## Short problem
Return the listing below exactly, with the pictures dropped.
──────
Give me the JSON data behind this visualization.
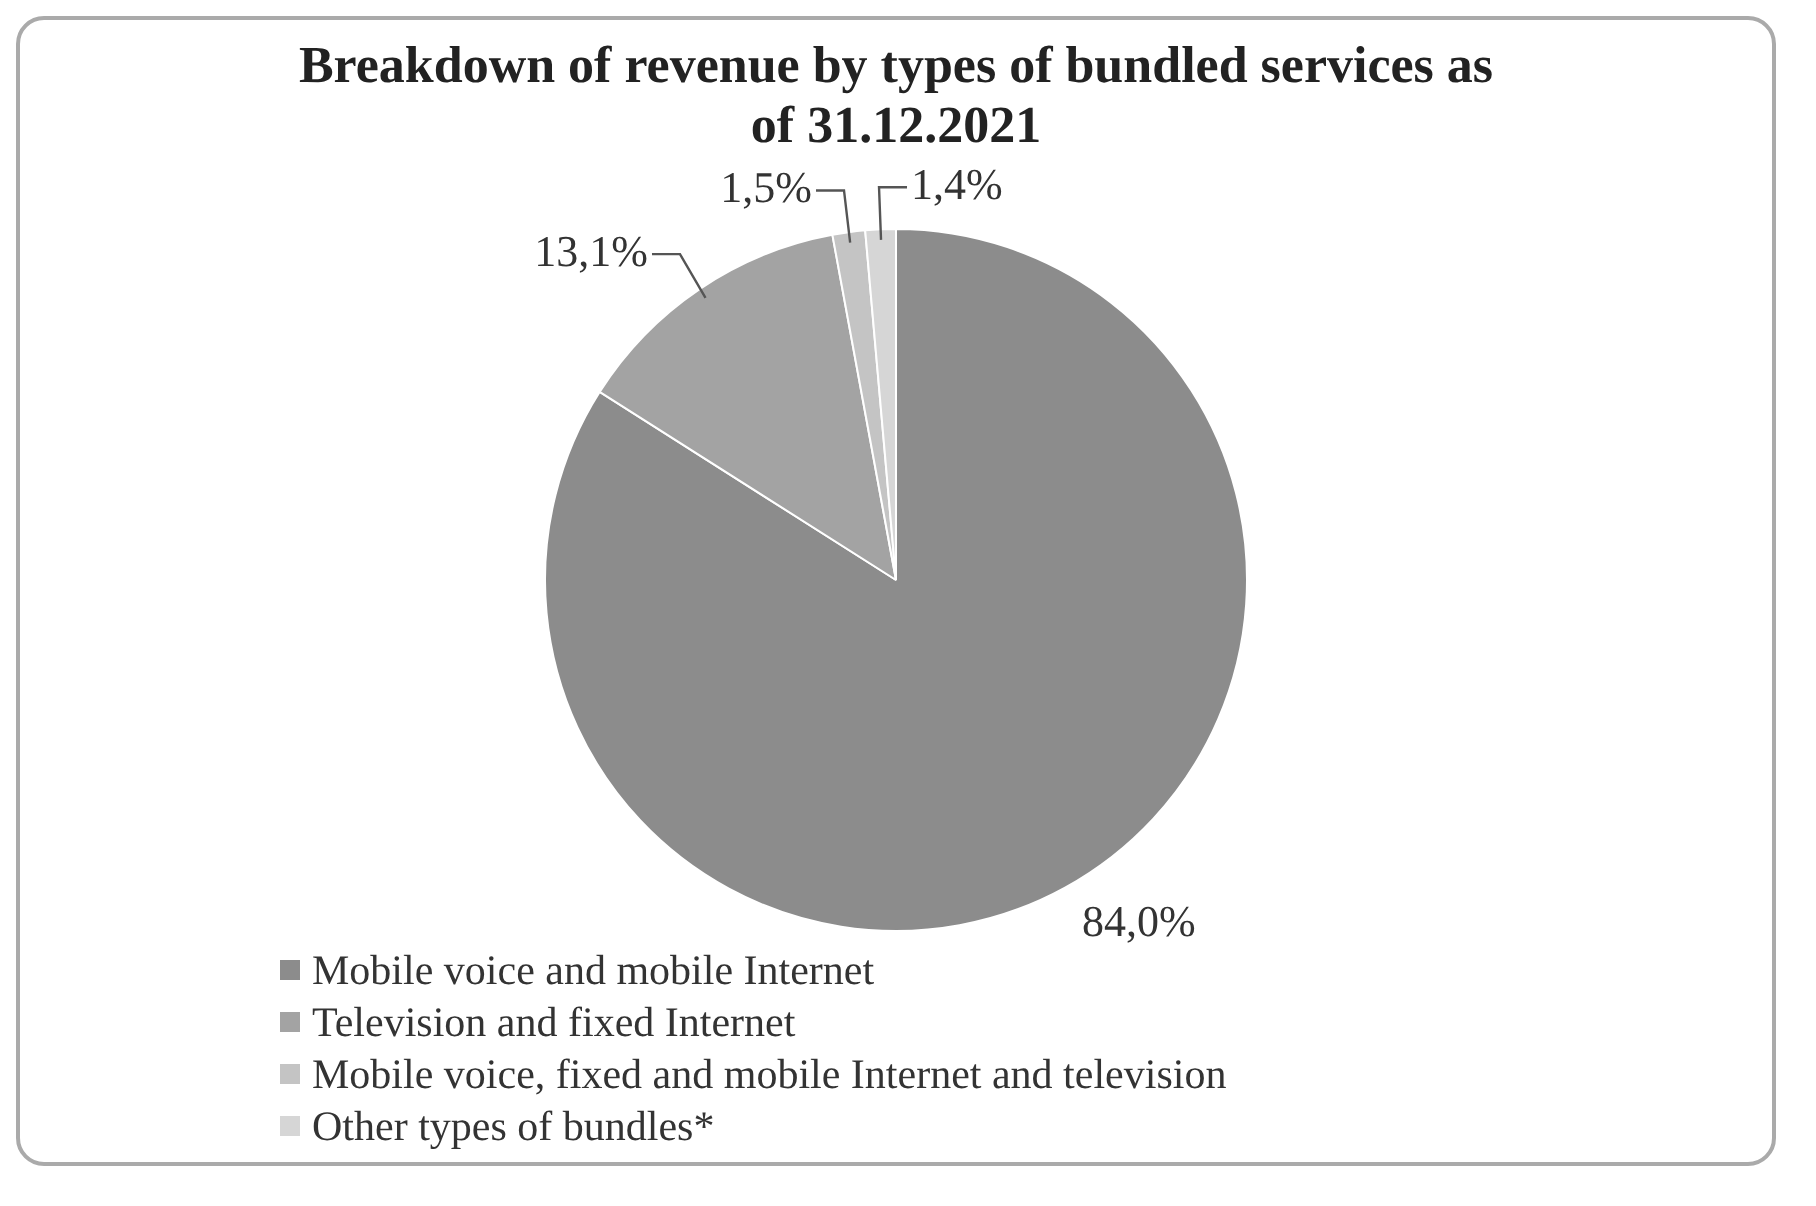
{
  "chart_data": {
    "type": "pie",
    "title": "Breakdown of revenue by types of bundled services as of 31.12.2021",
    "categories": [
      "Mobile voice and mobile Internet",
      "Television and fixed Internet",
      "Mobile voice, fixed and mobile Internet and television",
      "Other types of bundles*"
    ],
    "values": [
      84.0,
      13.1,
      1.5,
      1.4
    ],
    "colors": [
      "#8c8c8c",
      "#a3a3a3",
      "#c4c4c4",
      "#d6d6d6"
    ],
    "value_labels": [
      "84,0%",
      "13,1%",
      "1,5%",
      "1,4%"
    ],
    "legend": "bottom left"
  }
}
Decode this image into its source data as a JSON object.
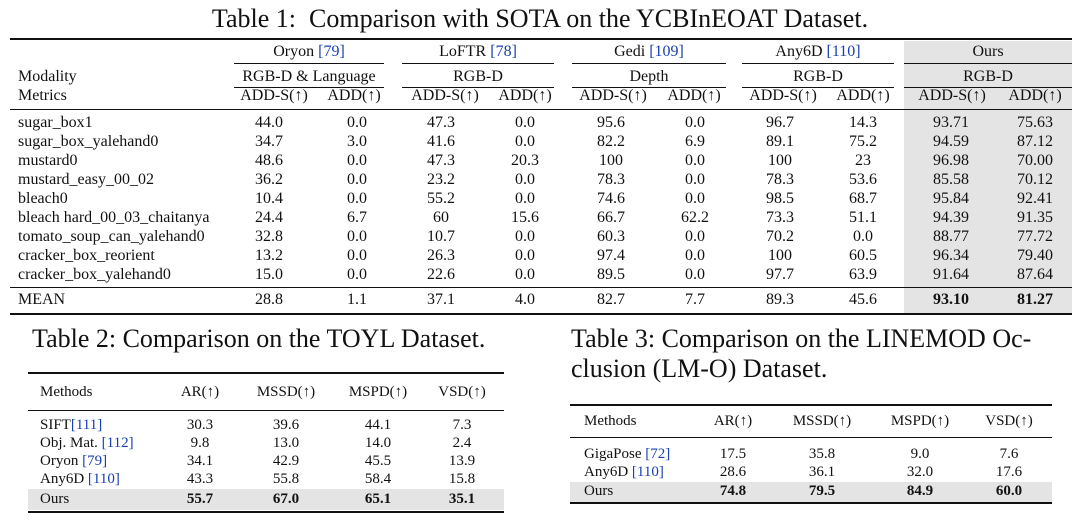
──────
## Full output
Give me the JSON data behind this visualization.
{
  "chart_data": {
    "type": "pie",
    "title": "Breakdown of revenue by types of bundled services as of 31.12.2021",
    "categories": [
      "Mobile voice and mobile Internet",
      "Television and fixed Internet",
      "Mobile voice, fixed and mobile Internet and television",
      "Other types of bundles*"
    ],
    "values": [
      84.0,
      13.1,
      1.5,
      1.4
    ],
    "colors": [
      "#8c8c8c",
      "#a3a3a3",
      "#c4c4c4",
      "#d6d6d6"
    ],
    "value_labels": [
      "84,0%",
      "13,1%",
      "1,5%",
      "1,4%"
    ],
    "legend": "bottom left"
  }
}
Decode this image into its source data as a JSON object.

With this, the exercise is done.